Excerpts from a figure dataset
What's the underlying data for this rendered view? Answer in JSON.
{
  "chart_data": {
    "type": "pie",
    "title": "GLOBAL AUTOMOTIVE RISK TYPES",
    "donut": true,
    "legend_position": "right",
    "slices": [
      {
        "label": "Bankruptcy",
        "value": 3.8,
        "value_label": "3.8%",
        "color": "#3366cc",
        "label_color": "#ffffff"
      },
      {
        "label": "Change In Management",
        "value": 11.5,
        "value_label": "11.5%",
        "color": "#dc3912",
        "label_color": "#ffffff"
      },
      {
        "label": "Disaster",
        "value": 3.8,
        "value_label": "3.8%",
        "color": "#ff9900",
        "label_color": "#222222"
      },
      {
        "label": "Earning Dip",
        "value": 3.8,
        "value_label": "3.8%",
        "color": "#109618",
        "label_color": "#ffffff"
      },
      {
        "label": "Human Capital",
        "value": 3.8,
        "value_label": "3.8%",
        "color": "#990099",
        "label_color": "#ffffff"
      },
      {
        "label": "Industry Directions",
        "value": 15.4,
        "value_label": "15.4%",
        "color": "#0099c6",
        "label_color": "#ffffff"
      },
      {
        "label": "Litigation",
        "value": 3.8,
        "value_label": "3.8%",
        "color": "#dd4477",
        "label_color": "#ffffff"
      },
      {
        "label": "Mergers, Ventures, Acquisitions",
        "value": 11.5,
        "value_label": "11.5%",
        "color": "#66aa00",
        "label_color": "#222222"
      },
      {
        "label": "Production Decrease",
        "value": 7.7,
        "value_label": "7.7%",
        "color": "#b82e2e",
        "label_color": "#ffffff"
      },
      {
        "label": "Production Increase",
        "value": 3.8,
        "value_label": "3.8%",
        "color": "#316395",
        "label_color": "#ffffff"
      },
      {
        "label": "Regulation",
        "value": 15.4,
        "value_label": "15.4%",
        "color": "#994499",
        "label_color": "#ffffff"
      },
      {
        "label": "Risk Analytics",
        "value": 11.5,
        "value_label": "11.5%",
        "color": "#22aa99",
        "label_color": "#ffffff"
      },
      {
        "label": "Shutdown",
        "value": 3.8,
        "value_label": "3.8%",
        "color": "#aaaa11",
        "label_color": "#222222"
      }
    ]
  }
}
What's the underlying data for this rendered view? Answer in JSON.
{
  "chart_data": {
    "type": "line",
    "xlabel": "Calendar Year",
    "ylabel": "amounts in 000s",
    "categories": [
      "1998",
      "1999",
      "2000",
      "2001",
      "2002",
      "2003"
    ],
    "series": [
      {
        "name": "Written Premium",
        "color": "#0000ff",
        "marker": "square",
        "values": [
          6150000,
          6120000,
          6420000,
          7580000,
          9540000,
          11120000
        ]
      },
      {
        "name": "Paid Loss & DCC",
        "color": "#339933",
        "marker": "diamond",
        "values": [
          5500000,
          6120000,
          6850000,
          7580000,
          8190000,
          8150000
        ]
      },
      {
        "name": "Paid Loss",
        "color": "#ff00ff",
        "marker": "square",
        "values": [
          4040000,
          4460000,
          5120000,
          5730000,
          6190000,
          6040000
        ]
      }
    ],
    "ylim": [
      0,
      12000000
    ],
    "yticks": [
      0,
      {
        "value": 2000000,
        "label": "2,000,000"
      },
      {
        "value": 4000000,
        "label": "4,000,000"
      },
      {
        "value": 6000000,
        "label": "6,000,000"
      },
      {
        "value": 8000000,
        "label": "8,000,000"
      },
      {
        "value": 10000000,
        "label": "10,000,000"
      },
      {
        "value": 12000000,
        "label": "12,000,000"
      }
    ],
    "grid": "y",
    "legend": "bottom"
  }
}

◆ What is asked
Repeat the material above in full, exactly as it stands.

◆ Solution
What's the underlying data for this rendered view? Answer in JSON.
{
  "chart_data": {
    "type": "pie",
    "title": "GLOBAL AUTOMOTIVE RISK TYPES",
    "donut": true,
    "legend_position": "right",
    "slices": [
      {
        "label": "Bankruptcy",
        "value": 3.8,
        "value_label": "3.8%",
        "color": "#3366cc",
        "label_color": "#ffffff"
      },
      {
        "label": "Change In Management",
        "value": 11.5,
        "value_label": "11.5%",
        "color": "#dc3912",
        "label_color": "#ffffff"
      },
      {
        "label": "Disaster",
        "value": 3.8,
        "value_label": "3.8%",
        "color": "#ff9900",
        "label_color": "#222222"
      },
      {
        "label": "Earning Dip",
        "value": 3.8,
        "value_label": "3.8%",
        "color": "#109618",
        "label_color": "#ffffff"
      },
      {
        "label": "Human Capital",
        "value": 3.8,
        "value_label": "3.8%",
        "color": "#990099",
        "label_color": "#ffffff"
      },
      {
        "label": "Industry Directions",
        "value": 15.4,
        "value_label": "15.4%",
        "color": "#0099c6",
        "label_color": "#ffffff"
      },
      {
        "label": "Litigation",
        "value": 3.8,
        "value_label": "3.8%",
        "color": "#dd4477",
        "label_color": "#ffffff"
      },
      {
        "label": "Mergers, Ventures, Acquisitions",
        "value": 11.5,
        "value_label": "11.5%",
        "color": "#66aa00",
        "label_color": "#222222"
      },
      {
        "label": "Production Decrease",
        "value": 7.7,
        "value_label": "7.7%",
        "color": "#b82e2e",
        "label_color": "#ffffff"
      },
      {
        "label": "Production Increase",
        "value": 3.8,
        "value_label": "3.8%",
        "color": "#316395",
        "label_color": "#ffffff"
      },
      {
        "label": "Regulation",
        "value": 15.4,
        "value_label": "15.4%",
        "color": "#994499",
        "label_color": "#ffffff"
      },
      {
        "label": "Risk Analytics",
        "value": 11.5,
        "value_label": "11.5%",
        "color": "#22aa99",
        "label_color": "#ffffff"
      },
      {
        "label": "Shutdown",
        "value": 3.8,
        "value_label": "3.8%",
        "color": "#aaaa11",
        "label_color": "#222222"
      }
    ]
  }
}
What's the underlying data for this rendered view? Answer in JSON.
{
  "chart_data": {
    "type": "line",
    "xlabel": "Calendar Year",
    "ylabel": "amounts in 000s",
    "categories": [
      "1998",
      "1999",
      "2000",
      "2001",
      "2002",
      "2003"
    ],
    "series": [
      {
        "name": "Written Premium",
        "color": "#0000ff",
        "marker": "square",
        "values": [
          6150000,
          6120000,
          6420000,
          7580000,
          9540000,
          11120000
        ]
      },
      {
        "name": "Paid Loss & DCC",
        "color": "#339933",
        "marker": "diamond",
        "values": [
          5500000,
          6120000,
          6850000,
          7580000,
          8190000,
          8150000
        ]
      },
      {
        "name": "Paid Loss",
        "color": "#ff00ff",
        "marker": "square",
        "values": [
          4040000,
          4460000,
          5120000,
          5730000,
          6190000,
          6040000
        ]
      }
    ],
    "ylim": [
      0,
      12000000
    ],
    "yticks": [
      0,
      {
        "value": 2000000,
        "label": "2,000,000"
      },
      {
        "value": 4000000,
        "label": "4,000,000"
      },
      {
        "value": 6000000,
        "label": "6,000,000"
      },
      {
        "value": 8000000,
        "label": "8,000,000"
      },
      {
        "value": 10000000,
        "label": "10,000,000"
      },
      {
        "value": 12000000,
        "label": "12,000,000"
      }
    ],
    "grid": "y",
    "legend": "bottom"
  }
}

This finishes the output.